Work to be completed =>
Copy each line below in which the word "kind" occurs.

───── Provided information ─────

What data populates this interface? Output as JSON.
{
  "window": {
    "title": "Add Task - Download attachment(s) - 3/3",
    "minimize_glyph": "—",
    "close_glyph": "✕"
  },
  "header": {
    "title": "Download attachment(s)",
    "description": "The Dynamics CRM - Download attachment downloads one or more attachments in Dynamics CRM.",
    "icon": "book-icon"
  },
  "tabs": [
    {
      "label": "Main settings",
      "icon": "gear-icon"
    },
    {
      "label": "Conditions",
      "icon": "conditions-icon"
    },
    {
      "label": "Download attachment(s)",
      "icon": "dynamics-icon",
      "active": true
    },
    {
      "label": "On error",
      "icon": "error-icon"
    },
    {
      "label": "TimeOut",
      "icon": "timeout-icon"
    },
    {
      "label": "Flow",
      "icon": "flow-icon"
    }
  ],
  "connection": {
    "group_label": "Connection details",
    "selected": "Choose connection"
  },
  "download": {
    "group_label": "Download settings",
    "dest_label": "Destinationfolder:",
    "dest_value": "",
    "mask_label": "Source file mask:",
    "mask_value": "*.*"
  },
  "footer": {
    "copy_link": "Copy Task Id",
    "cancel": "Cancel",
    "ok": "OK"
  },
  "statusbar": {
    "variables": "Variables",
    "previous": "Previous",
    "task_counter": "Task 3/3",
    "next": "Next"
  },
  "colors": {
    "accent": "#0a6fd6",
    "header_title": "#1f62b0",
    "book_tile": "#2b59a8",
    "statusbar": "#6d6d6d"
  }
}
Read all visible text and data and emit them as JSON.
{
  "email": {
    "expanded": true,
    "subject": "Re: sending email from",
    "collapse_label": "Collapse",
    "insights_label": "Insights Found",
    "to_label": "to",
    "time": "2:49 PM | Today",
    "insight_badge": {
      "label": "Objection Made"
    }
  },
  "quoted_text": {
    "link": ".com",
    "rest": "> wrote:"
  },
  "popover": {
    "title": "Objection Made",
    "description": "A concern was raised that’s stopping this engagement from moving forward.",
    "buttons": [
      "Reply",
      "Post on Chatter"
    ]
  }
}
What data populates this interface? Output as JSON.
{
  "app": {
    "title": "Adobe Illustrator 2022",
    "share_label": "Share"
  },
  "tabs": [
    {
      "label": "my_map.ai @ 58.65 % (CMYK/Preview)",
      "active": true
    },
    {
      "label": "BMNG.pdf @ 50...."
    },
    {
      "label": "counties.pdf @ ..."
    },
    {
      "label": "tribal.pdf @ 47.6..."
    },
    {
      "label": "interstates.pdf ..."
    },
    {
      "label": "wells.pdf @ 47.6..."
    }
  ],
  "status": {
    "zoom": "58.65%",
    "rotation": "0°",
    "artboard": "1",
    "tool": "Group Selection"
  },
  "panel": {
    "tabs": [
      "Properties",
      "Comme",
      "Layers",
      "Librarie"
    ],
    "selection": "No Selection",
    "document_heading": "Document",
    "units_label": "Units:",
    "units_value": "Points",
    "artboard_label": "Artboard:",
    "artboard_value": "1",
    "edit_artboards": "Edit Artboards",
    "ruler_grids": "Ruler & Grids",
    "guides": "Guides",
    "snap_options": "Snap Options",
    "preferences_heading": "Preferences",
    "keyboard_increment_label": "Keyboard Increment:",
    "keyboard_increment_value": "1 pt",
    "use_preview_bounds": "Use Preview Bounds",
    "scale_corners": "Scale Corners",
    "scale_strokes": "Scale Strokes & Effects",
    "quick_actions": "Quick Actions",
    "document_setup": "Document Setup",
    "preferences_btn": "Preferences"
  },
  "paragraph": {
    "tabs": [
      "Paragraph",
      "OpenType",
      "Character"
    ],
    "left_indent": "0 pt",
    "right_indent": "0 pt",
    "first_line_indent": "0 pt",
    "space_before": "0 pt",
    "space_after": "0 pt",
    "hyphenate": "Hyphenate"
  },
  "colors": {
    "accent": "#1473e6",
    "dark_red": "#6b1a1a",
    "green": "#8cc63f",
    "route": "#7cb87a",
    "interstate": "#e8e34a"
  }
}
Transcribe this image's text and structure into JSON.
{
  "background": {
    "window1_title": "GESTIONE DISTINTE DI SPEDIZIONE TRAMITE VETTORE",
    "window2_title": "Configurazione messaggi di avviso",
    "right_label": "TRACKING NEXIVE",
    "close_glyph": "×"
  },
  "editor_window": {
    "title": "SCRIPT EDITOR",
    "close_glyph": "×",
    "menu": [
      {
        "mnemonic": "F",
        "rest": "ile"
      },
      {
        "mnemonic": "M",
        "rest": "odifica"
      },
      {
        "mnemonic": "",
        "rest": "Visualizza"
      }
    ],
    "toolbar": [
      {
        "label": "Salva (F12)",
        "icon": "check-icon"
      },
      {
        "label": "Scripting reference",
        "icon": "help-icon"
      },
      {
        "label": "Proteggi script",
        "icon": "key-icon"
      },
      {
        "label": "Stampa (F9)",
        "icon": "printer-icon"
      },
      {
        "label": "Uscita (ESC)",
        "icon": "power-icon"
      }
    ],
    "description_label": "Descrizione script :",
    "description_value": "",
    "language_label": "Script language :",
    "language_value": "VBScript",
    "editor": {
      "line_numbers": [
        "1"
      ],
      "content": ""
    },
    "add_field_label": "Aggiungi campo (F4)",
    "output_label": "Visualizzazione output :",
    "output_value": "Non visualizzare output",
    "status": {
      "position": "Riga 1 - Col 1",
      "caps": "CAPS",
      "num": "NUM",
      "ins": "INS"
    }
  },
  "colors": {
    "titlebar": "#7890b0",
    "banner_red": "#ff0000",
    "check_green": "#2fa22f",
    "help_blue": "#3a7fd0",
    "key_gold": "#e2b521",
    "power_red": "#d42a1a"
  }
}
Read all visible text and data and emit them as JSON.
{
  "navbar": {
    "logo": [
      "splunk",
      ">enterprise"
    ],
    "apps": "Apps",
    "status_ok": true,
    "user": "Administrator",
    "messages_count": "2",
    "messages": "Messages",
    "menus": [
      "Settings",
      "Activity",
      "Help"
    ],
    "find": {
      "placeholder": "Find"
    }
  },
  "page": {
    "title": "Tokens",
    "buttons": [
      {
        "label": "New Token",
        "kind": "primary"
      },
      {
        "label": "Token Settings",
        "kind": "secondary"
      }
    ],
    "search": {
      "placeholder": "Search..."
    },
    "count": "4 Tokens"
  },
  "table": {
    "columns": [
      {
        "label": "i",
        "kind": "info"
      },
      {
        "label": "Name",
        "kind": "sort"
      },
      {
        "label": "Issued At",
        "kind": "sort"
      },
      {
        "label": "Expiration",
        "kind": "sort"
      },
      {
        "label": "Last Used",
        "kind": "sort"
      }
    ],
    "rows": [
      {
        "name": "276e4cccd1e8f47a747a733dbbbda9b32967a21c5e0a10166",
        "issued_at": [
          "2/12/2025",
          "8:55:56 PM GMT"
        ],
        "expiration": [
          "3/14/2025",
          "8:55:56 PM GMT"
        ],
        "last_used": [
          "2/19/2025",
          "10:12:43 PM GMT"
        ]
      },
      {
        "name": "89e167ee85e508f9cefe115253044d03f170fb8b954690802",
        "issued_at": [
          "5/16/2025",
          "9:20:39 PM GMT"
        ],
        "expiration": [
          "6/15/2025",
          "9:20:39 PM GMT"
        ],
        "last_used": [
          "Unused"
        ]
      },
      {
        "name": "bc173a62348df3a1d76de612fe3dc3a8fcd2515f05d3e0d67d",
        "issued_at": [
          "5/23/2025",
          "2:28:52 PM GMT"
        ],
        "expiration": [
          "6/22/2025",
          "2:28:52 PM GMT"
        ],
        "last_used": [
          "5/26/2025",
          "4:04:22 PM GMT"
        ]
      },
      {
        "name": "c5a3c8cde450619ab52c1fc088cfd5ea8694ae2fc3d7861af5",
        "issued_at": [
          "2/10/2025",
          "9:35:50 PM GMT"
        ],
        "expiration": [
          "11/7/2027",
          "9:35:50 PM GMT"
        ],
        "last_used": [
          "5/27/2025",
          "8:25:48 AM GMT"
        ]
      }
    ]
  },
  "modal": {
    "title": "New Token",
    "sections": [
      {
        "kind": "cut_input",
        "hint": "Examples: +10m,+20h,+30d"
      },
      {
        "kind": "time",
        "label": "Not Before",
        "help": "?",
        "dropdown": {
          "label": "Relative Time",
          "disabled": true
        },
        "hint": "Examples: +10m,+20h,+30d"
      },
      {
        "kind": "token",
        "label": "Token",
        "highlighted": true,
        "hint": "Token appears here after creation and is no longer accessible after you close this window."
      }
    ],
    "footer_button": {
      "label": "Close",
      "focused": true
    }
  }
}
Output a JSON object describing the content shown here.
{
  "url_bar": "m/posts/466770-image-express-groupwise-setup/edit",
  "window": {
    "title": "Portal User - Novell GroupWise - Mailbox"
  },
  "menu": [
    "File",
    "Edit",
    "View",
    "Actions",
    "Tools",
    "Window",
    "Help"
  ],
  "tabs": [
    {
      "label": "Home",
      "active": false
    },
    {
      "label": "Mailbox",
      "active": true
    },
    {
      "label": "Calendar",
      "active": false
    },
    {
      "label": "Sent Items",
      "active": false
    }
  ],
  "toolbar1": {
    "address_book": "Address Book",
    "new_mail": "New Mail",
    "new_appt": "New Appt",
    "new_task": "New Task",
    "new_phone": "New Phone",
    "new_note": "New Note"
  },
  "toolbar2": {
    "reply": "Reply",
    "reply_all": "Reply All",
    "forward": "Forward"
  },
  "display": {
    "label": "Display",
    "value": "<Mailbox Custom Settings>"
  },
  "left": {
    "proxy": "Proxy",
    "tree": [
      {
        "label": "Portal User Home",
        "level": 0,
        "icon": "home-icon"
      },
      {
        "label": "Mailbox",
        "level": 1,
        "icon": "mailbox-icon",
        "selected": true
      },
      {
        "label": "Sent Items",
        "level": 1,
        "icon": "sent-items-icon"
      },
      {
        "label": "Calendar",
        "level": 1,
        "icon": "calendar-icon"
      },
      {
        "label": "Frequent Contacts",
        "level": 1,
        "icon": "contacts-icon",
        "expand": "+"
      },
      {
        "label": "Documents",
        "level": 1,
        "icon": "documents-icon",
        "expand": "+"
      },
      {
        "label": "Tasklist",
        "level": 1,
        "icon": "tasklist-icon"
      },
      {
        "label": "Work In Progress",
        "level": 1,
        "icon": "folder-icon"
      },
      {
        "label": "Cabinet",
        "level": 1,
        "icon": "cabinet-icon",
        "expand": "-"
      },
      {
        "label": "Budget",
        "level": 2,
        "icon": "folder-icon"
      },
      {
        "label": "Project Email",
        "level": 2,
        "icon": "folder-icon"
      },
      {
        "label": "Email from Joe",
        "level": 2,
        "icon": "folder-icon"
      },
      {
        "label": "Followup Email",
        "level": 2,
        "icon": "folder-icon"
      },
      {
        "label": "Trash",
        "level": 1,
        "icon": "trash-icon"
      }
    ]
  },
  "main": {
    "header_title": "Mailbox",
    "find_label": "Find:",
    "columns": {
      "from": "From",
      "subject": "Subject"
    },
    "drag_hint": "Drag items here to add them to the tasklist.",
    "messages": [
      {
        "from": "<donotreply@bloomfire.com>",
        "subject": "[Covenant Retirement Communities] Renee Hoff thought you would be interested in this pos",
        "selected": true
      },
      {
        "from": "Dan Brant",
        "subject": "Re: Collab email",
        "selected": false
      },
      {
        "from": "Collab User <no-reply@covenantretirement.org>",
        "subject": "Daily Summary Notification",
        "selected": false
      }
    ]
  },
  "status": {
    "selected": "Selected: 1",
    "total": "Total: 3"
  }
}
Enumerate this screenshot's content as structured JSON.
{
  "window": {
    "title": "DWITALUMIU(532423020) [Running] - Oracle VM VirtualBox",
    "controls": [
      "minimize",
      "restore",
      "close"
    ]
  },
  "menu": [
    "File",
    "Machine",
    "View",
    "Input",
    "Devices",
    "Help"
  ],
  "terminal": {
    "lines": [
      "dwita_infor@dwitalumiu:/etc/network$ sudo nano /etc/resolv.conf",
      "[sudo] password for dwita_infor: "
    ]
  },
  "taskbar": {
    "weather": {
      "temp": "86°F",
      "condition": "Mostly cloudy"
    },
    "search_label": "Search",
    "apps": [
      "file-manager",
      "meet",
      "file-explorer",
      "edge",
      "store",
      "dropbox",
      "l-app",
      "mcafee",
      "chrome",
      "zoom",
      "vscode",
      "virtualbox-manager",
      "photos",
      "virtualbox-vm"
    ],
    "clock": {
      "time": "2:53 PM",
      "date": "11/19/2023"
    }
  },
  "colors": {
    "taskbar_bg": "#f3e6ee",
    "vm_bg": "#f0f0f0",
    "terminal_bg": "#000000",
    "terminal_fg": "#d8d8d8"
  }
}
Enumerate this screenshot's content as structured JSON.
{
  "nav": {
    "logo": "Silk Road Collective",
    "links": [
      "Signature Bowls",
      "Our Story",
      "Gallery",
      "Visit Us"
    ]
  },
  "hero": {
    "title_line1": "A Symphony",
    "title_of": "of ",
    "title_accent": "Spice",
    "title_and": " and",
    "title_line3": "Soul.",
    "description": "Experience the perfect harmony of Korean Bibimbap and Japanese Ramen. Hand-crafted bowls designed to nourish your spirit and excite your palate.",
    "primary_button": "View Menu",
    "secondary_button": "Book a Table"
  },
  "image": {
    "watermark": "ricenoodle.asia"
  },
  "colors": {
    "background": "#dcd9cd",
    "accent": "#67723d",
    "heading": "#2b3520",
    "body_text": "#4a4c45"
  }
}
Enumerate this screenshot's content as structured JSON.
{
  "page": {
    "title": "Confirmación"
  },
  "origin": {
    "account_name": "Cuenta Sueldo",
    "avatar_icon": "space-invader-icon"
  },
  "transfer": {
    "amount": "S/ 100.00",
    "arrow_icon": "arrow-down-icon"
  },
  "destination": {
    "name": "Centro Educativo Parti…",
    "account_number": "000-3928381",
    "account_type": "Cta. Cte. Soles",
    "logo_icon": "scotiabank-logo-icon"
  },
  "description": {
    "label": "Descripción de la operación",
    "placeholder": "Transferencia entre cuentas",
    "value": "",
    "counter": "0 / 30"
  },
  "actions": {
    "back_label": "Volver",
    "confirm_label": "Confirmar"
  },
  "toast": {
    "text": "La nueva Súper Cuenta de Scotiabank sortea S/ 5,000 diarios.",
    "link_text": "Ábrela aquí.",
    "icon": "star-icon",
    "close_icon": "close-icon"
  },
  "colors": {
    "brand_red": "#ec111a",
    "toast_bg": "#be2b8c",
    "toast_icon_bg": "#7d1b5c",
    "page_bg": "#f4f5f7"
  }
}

─────

Answer to this task =>
        "kind": "primary"
        "kind": "secondary"
        "kind": "info"
        "kind": "sort"
        "kind": "sort"
        "kind": "sort"
        "kind": "sort"
        "kind": "cut_input",
        "kind": "time",
        "kind": "token",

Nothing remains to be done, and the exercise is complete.